## What you need to do:
Continue the mailing-list email about CouchDB and the queuesync sync server, starting right after its last line.

## Supplied text:
|---|

On 31/07/2013 10:50 AM, Dale Harvey wrote:
>> I don't consider that a significant win *in isolation*.  (I also don't
>> consider it a lose; just want to be clear that this is not a killer
>> feature)
> 
> If we can avoid atomic multikey updates then in my opinion it is a huge
> win, the architecture looks very similiar to what couchdb was designed
> to handle and rewriting that on top of a database that wasnt designed in
> the same way in a way that is stable and handle a large volume of
> traffic is a huge undertaking, an auth layer is pretty much irrelevant
> in terms of additional work to get a working server (an auth layer
> wouldnt need to sit in front of couchdb, it could just be a token server)
> 
> If we have a hard requirement on atomic multikey writes (without any
> possibility of introducing conflicts) then it is a different story in
> terms of time to get a server running, but still a pretty huge task

I don't want to suggest that the server side is trivial here; it's going
to be a pretty huge task either way.

If CouchDB's semantics and API are a good fit for what we're trying to
do, great!  There's lots to like about it.  But if we go too far down
the road of "CouchDB++" then IMHO its value on the server side
deteriorates rapidly.

I agree that atomic multi-keys writes are probably the boundary of "too
far down that road".

To sanity-check my understanding: AFAICT the proposed queuesync model
requires only this small set of functionality:

   * JSON records, stored by key, with:
      * server-assigned version identifiers
      * atomic compare-and-swap
   * An API for doing bulk upload of new versions
      * maybe with cross-key consistency
   * An API for reading back changes, in order

Have I missed anything?

|---|

## Information supplied:

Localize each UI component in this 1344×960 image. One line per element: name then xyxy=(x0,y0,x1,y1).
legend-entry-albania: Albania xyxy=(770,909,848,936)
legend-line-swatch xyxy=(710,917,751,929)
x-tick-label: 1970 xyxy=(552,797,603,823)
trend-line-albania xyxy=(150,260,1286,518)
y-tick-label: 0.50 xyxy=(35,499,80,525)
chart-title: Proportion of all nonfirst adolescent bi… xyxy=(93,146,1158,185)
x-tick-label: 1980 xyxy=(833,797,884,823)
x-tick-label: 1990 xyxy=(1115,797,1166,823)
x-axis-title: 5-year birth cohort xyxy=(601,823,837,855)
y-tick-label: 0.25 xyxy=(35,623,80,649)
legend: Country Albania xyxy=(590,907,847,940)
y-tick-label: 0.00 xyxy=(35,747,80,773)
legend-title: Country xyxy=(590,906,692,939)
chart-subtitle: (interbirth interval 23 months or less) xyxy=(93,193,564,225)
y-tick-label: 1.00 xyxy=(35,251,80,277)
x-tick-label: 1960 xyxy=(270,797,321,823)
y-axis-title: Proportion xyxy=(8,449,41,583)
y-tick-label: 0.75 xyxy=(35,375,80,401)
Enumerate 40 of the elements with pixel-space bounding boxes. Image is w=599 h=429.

|---|

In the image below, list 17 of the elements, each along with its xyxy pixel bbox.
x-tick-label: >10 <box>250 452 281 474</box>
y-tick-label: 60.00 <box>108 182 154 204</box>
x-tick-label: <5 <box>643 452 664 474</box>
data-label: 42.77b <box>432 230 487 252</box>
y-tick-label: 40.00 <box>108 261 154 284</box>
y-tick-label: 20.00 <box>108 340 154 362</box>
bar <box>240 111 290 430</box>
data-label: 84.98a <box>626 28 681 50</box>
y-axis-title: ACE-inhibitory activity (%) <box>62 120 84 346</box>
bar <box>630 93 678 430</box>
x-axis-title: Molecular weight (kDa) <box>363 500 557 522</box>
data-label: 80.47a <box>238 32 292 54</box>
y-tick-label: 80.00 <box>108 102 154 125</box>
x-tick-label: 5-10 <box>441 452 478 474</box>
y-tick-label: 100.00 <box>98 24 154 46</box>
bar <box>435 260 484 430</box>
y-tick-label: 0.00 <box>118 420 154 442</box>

|---|

## Right answer:
This seems straightforward to implement on top of CouchDB, minus the
cross-key consistency part.

It also seems straightforward to implement on top of the servers we
built and loadtested and almost-deployed for Sync2.0, including the
cross-key consistency part.

Would it be equivalently straightforward to implement on top of the
Dropbox APIs?

Without wanting to go Off-MVP here, perhaps this a small core protocol
that we can back with CouchDB for an initial fast-to-market
implementation, but also leave open as a possible integration point for
third-party storage services in the future.

(I hope this doesn't come across as argumentative.  I'm not trying to
advocate against CouchDB here!  I just want to be super clear about
where and how we plan to extract value from it, and what we might be
giving up in return.)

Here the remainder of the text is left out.